• [What to produce]
Answer these from the article below on the Hyperliquid stablecoin contest:
1. What is the native stablecoin to be issued called?
2. Which competitor is described as a regulated giant?
3. What monthly trading volume does the exchange boast?

An epic battle is underway in the world of decentralized finance (DeFi), and the grand prize is the right to issue a native stablecoin, USDH, for one of the most popular and fastest-growing platforms in the space: Hyperliquid.
This high-stakes competition has drawn in some of the biggest names in the stablecoin sector, right from regulated giants like Paxos to innovative players like Ethena and institutional specialists like OpenEden. Each is vying for a chance to become the officially recognized USD-pegged asset on a decentralized exchange (DEX) that boasts a monthly trading volume of nearly $400 billion.
The outcome will not only shape Hyperliquid’s future, but could also set a new precedent for how decentralized platforms integrate stablecoins and how protocol to protocol collaborations are carried out.

• [Data section]
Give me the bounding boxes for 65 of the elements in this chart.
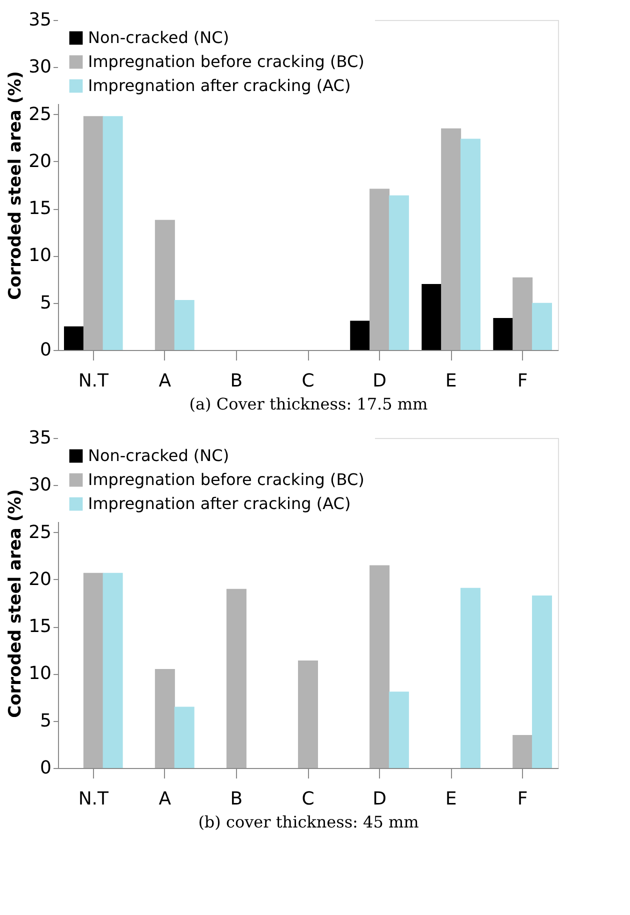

• [Correct response]
1. USDH
2. Paxos
3. Nearly $400 billion